_DO THIS_
Pick out each line of the records in which the word "Salt" appears.

■ ■ ■ ■ ■ ■ ■

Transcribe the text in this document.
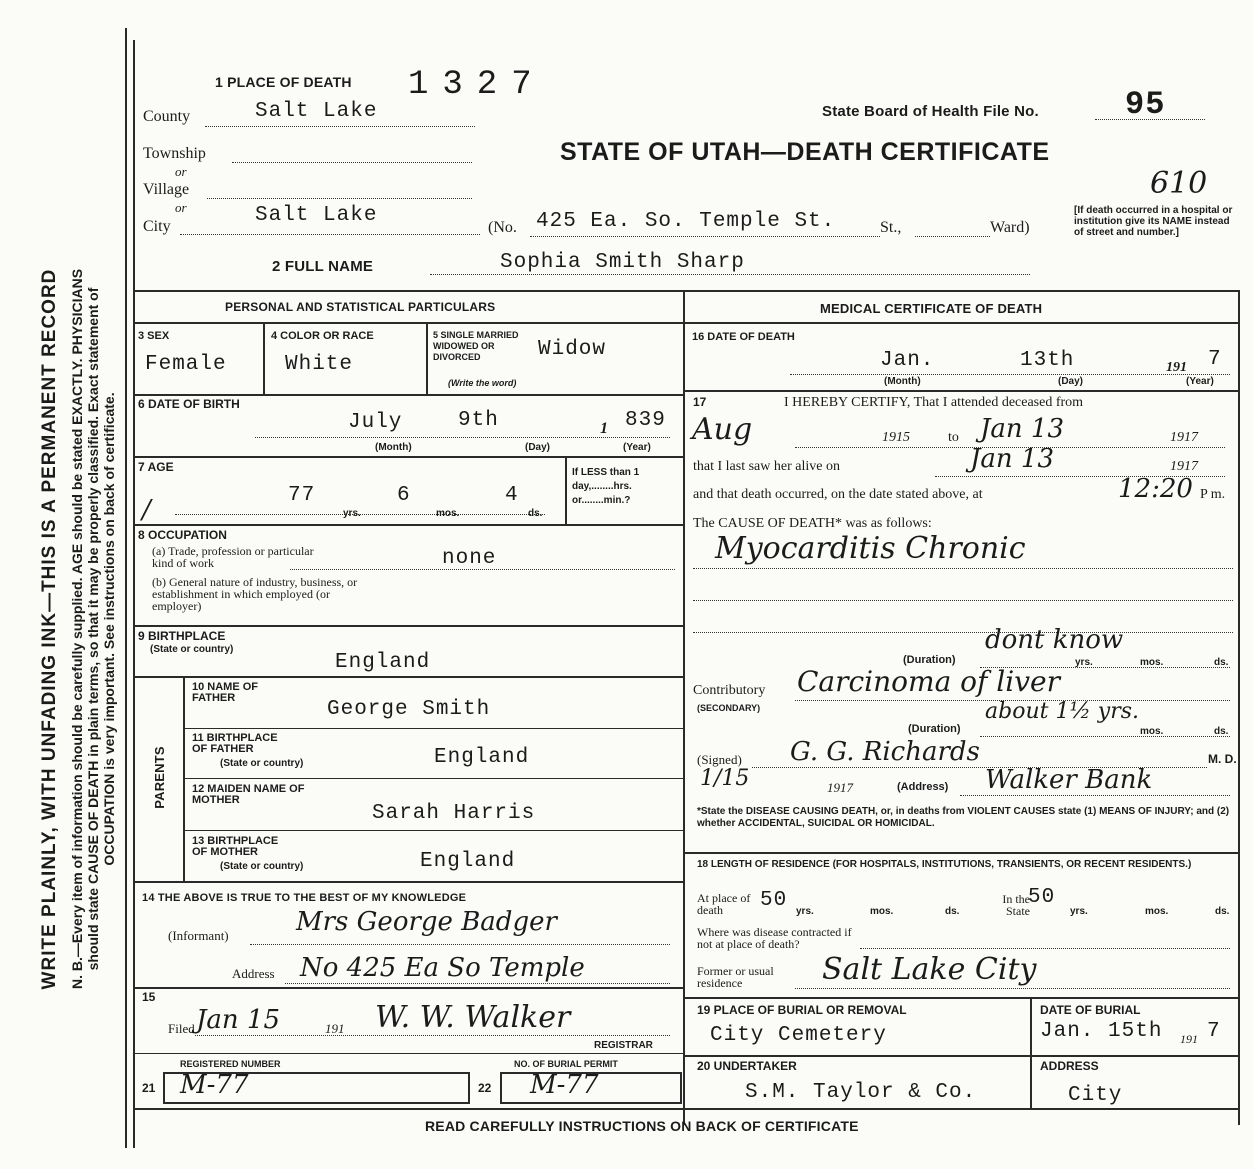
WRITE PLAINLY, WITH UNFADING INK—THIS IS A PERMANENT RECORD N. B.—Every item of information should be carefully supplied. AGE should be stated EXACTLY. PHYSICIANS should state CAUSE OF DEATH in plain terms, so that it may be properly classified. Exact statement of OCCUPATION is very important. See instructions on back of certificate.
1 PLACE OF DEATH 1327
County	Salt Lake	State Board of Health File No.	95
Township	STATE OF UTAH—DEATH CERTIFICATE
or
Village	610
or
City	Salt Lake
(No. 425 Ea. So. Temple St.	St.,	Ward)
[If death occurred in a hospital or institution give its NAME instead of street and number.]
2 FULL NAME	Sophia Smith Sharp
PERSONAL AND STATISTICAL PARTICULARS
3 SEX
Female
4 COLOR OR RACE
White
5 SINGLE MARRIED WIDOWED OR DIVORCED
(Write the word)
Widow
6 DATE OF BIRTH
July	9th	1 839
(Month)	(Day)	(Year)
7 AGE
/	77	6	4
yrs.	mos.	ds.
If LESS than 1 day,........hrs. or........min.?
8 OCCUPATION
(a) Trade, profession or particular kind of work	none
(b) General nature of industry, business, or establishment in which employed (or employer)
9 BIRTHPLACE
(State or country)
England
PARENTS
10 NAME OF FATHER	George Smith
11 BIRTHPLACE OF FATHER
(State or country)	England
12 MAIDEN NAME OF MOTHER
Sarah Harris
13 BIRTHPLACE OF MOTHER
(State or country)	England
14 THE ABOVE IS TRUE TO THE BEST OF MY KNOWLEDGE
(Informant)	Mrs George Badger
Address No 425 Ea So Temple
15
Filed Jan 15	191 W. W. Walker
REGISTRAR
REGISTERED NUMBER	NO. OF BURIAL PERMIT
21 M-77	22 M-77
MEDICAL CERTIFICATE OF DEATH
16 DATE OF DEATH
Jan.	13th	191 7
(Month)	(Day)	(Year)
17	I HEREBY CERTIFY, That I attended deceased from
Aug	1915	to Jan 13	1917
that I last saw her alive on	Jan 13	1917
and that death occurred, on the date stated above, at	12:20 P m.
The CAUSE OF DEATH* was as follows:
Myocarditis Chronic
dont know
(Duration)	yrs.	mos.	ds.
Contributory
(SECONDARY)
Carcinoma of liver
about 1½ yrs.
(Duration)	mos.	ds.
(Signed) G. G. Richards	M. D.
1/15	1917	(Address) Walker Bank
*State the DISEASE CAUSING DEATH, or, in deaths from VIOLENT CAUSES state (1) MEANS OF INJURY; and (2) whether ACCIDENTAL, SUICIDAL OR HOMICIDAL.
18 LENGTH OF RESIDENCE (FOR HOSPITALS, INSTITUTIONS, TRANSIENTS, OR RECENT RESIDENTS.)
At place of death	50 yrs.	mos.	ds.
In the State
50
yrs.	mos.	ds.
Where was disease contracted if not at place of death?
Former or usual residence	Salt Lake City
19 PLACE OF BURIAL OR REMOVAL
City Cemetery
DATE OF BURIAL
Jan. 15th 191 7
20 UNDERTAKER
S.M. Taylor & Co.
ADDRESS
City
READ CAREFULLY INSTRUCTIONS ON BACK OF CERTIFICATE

■ ■ ■ ■ ■ ■ ■

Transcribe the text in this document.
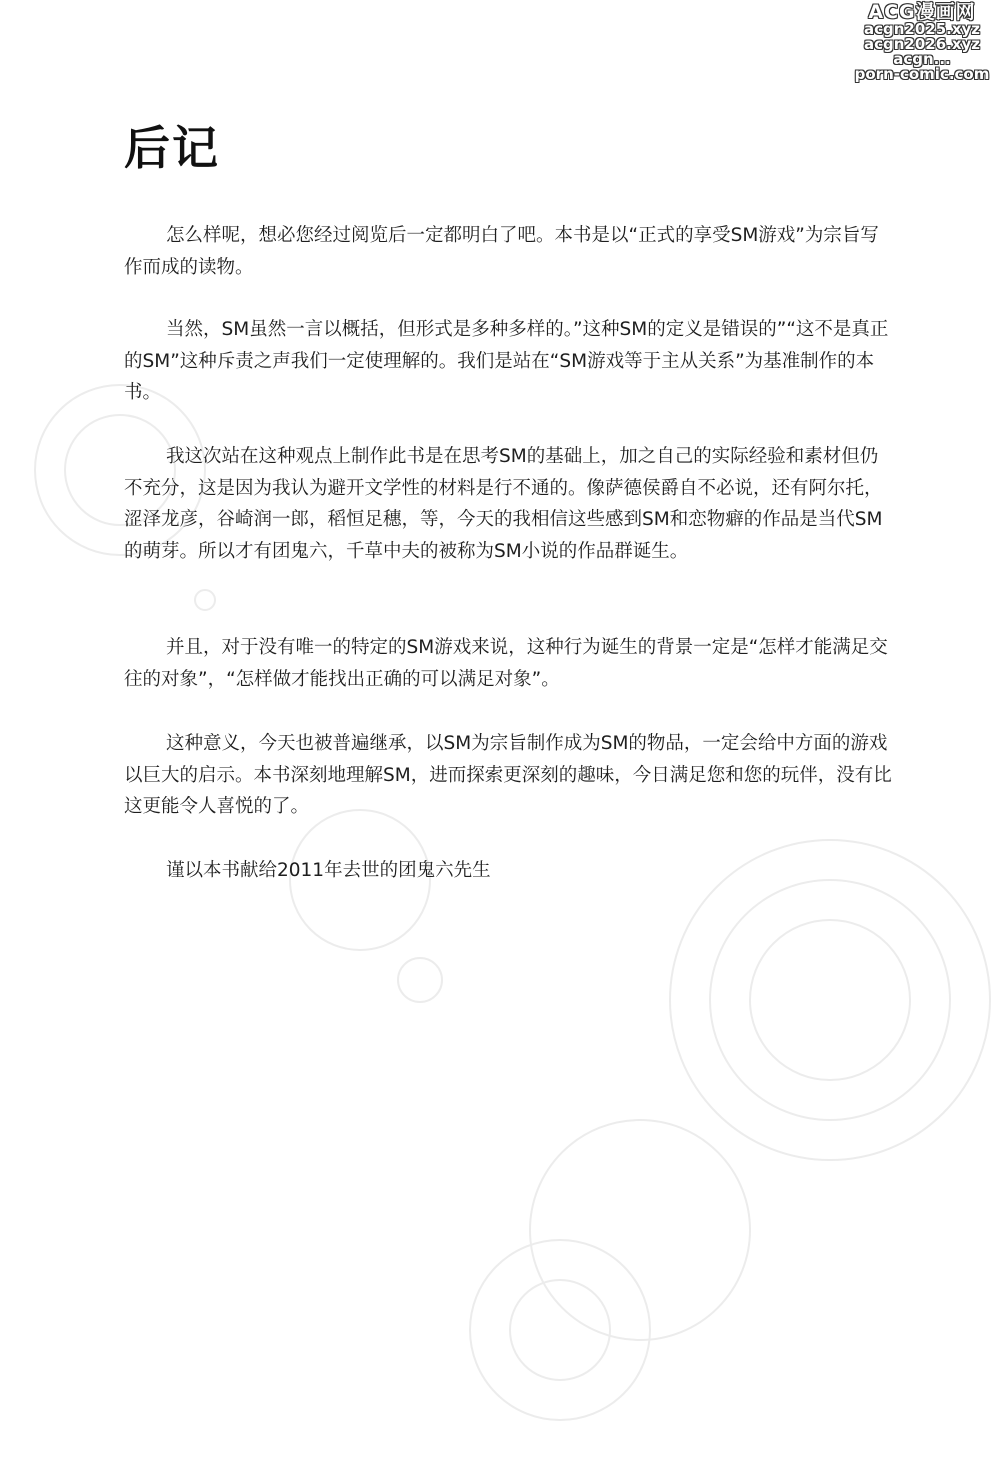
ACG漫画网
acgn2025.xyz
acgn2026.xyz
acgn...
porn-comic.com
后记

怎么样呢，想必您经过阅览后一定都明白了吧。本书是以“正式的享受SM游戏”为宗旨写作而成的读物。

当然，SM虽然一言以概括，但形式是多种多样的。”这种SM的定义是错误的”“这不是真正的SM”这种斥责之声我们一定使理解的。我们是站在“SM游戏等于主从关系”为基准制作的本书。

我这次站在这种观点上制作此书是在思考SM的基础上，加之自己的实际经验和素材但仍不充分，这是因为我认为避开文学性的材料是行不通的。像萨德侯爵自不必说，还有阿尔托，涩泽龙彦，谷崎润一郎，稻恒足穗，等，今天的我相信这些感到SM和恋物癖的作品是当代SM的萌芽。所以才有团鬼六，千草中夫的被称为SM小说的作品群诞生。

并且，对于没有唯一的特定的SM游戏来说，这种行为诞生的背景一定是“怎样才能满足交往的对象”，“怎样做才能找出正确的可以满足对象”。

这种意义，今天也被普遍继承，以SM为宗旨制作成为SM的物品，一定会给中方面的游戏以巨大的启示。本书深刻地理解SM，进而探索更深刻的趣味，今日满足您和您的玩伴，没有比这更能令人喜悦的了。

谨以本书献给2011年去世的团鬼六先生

■ ■ ■ ■ ■ ■ ■

_WORKED SOLUTION_
County	Salt Lake	State Board of Health File No.	95
City	Salt Lake
Former or usual residence	Salt Lake City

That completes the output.